== Stated goal ==
Each line containing the word "Designer" must be collected.

[Extracted data entries]
☆ ☆ ☆ ☆ ☆ ☆ ☆

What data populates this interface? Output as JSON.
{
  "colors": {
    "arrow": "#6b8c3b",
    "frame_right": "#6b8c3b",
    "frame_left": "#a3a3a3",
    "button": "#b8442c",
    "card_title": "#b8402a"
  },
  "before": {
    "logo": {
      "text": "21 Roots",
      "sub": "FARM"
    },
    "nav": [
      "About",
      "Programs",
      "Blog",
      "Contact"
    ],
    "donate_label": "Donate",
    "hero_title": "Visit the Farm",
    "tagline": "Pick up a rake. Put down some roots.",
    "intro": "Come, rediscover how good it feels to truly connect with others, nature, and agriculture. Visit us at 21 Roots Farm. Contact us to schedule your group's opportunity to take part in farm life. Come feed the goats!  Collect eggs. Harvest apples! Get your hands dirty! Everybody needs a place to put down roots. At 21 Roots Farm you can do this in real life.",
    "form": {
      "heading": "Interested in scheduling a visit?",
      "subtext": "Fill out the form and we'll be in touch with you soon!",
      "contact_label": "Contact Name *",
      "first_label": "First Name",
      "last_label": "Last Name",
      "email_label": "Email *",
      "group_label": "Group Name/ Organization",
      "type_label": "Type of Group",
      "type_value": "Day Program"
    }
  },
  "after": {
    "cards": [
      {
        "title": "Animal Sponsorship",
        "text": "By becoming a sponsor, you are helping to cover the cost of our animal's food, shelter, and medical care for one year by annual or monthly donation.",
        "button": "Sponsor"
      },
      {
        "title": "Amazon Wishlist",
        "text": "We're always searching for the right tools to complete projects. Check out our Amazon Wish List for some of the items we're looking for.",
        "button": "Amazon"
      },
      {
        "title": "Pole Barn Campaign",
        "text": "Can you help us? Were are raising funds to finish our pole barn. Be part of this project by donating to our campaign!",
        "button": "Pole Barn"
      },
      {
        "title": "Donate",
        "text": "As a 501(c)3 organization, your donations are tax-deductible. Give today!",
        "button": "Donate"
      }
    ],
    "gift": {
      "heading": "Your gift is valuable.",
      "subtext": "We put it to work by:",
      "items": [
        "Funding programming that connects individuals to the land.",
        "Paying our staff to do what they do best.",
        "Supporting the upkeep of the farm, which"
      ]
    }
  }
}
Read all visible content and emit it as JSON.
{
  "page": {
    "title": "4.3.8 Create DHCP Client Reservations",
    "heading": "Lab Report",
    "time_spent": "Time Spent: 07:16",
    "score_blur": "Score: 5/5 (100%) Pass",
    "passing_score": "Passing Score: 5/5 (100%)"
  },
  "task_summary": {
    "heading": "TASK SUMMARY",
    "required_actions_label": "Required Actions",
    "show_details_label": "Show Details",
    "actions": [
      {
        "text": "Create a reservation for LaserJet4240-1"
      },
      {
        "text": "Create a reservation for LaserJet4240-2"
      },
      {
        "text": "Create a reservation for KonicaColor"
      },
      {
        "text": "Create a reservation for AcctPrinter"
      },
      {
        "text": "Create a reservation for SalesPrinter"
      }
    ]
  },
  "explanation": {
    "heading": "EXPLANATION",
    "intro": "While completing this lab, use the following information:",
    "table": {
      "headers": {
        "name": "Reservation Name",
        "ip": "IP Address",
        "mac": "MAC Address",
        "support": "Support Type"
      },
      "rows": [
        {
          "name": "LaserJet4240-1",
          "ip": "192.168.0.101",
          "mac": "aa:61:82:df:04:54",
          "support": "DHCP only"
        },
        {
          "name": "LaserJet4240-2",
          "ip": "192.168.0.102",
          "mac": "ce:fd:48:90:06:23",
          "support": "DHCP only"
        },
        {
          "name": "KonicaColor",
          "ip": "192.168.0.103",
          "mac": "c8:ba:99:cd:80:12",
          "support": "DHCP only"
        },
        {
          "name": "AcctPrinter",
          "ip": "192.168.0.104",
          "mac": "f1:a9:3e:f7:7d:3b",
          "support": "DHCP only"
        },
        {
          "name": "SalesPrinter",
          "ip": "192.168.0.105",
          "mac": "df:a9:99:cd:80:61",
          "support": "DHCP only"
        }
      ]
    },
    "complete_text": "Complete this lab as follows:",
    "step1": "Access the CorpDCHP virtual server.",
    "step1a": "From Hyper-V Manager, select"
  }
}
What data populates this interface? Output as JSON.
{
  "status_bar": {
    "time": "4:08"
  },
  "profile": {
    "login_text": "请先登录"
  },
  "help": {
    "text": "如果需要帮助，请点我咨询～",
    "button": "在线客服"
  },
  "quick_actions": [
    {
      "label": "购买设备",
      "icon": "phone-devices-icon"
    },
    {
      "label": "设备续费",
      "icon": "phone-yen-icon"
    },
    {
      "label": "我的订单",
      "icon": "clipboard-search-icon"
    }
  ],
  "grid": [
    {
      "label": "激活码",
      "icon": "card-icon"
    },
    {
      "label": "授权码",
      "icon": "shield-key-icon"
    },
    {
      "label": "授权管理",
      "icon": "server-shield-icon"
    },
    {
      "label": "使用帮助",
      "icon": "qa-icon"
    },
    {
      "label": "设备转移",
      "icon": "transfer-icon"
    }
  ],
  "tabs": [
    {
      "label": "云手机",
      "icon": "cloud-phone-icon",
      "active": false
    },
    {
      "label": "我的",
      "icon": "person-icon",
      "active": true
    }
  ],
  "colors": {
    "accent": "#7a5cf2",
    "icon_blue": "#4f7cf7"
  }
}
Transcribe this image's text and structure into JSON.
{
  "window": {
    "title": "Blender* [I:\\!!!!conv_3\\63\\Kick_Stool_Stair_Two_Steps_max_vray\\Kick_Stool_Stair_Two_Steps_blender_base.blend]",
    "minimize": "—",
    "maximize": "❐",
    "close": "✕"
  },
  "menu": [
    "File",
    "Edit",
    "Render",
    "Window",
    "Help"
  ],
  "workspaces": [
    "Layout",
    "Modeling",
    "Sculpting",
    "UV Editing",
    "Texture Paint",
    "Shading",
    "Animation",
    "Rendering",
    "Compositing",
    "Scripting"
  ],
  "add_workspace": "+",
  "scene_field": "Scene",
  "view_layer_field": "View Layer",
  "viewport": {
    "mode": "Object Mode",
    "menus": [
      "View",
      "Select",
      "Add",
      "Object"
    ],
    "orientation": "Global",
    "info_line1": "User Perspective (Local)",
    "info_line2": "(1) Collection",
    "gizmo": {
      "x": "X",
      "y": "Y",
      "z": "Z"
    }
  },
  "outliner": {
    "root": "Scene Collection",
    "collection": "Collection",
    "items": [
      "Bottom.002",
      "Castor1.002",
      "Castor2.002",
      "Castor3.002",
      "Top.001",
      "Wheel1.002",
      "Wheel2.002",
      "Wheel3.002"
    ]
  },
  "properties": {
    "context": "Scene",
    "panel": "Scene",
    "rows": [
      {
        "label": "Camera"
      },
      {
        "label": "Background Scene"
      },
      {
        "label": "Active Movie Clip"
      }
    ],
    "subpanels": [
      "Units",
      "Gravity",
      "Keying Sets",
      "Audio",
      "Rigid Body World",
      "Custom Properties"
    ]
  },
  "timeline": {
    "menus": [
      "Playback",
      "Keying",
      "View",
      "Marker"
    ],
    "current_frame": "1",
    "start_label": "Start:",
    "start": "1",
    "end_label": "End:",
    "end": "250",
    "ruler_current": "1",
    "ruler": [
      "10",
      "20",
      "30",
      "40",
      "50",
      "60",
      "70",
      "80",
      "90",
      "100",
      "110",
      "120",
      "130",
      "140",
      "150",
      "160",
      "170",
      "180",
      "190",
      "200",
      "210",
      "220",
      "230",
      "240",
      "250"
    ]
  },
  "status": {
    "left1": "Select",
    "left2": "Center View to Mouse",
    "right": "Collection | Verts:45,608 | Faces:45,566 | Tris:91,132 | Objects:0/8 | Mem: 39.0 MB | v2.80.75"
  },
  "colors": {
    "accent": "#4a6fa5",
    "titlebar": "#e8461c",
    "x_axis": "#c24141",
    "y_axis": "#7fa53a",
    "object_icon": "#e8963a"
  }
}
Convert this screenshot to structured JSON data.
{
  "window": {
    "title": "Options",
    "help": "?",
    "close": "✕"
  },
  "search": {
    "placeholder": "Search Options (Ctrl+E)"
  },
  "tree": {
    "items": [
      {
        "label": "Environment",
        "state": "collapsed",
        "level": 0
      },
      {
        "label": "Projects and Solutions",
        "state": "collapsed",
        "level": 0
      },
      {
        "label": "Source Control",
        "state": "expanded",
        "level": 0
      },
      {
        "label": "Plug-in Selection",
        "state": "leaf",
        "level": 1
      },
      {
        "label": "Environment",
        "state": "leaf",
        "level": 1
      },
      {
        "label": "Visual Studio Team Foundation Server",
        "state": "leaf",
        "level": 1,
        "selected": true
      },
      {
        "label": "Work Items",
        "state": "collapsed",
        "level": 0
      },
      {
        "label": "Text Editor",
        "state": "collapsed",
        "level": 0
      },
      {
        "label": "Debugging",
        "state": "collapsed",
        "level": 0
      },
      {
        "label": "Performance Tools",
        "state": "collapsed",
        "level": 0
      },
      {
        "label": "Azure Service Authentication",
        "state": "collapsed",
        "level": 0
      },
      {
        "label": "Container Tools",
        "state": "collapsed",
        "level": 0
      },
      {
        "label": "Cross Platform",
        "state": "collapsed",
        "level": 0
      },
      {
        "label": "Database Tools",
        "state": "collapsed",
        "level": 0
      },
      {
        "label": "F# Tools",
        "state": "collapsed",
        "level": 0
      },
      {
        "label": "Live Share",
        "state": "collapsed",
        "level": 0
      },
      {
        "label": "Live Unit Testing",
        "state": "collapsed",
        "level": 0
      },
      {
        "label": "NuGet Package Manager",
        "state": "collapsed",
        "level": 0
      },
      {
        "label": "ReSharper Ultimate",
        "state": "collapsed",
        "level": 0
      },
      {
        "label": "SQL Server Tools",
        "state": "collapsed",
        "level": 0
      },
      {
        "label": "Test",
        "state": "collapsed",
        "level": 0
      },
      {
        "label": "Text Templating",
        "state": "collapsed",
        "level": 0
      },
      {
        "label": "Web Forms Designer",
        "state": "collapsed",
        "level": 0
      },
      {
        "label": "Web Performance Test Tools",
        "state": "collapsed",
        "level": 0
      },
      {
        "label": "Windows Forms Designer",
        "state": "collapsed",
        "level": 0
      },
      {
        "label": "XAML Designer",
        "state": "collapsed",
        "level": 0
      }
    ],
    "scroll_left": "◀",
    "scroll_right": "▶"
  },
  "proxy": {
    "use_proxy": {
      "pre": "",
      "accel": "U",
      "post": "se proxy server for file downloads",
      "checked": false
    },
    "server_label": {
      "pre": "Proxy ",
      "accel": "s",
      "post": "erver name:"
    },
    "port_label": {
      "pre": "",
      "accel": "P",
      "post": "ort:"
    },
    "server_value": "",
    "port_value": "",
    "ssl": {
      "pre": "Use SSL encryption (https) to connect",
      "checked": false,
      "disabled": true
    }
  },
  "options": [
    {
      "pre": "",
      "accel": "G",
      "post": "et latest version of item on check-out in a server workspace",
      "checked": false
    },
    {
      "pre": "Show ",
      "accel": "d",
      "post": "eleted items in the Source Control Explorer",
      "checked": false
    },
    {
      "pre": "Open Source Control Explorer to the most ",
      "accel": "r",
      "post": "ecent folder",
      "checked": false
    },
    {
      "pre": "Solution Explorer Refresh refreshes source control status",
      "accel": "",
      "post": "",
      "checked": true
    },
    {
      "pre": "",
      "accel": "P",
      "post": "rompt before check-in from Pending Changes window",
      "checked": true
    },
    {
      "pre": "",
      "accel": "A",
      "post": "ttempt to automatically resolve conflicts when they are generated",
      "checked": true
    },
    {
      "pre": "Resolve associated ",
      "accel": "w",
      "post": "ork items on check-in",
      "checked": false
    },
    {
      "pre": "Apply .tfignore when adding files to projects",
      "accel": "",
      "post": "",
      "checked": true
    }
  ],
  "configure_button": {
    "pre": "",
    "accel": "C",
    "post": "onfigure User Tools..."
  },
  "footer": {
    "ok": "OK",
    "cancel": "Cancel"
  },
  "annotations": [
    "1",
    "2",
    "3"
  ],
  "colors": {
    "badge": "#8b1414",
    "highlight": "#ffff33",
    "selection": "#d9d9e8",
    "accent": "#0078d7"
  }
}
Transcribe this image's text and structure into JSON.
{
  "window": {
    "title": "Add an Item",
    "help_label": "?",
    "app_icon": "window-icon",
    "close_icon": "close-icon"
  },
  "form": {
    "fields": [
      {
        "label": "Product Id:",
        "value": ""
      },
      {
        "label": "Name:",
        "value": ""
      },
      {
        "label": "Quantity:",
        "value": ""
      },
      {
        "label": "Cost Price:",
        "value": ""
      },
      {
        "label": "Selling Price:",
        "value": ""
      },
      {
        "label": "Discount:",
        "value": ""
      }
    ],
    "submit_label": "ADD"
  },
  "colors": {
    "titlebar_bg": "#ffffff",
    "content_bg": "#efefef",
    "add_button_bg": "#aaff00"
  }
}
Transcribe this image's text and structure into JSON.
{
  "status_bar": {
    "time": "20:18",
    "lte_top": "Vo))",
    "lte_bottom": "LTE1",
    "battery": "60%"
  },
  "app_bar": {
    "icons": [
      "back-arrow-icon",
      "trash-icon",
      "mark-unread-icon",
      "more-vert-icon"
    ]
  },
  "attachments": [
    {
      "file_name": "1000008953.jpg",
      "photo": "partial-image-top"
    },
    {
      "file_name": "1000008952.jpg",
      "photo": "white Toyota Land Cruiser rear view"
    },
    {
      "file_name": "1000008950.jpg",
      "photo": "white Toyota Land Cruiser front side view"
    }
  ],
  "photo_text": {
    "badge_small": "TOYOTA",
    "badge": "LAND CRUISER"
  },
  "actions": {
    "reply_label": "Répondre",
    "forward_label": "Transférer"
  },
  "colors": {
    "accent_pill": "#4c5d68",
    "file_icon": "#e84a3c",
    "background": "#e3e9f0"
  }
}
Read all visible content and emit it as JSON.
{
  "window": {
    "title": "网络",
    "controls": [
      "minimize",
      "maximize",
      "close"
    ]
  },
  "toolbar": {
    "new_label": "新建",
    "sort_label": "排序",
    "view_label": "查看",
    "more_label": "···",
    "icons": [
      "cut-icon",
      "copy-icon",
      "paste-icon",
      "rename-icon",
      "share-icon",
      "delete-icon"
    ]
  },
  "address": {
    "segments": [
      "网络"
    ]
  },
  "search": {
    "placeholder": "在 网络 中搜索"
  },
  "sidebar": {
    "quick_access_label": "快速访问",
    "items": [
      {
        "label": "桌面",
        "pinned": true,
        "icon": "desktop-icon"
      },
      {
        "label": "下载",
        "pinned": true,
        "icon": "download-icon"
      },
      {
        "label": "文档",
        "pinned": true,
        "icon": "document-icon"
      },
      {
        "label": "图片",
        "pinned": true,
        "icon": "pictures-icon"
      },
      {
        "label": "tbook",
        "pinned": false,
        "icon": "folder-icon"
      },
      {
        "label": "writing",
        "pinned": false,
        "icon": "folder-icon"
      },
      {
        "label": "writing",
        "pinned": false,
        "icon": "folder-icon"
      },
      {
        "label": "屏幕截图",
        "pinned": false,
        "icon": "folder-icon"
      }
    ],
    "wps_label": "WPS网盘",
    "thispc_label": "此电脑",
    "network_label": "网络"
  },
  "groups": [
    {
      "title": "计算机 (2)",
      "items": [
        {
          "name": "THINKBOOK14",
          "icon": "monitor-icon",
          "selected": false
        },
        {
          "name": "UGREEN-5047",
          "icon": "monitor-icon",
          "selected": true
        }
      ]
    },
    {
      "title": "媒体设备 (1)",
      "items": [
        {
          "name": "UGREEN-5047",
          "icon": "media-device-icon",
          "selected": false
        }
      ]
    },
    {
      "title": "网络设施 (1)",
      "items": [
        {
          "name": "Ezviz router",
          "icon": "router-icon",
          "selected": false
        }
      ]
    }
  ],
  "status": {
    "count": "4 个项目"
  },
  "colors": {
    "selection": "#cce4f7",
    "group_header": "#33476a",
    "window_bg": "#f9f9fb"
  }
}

☆ ☆ ☆ ☆ ☆ ☆ ☆

== Answer to this exercise ==
        "label": "Web Forms Designer",
        "label": "Windows Forms Designer",
        "label": "XAML Designer",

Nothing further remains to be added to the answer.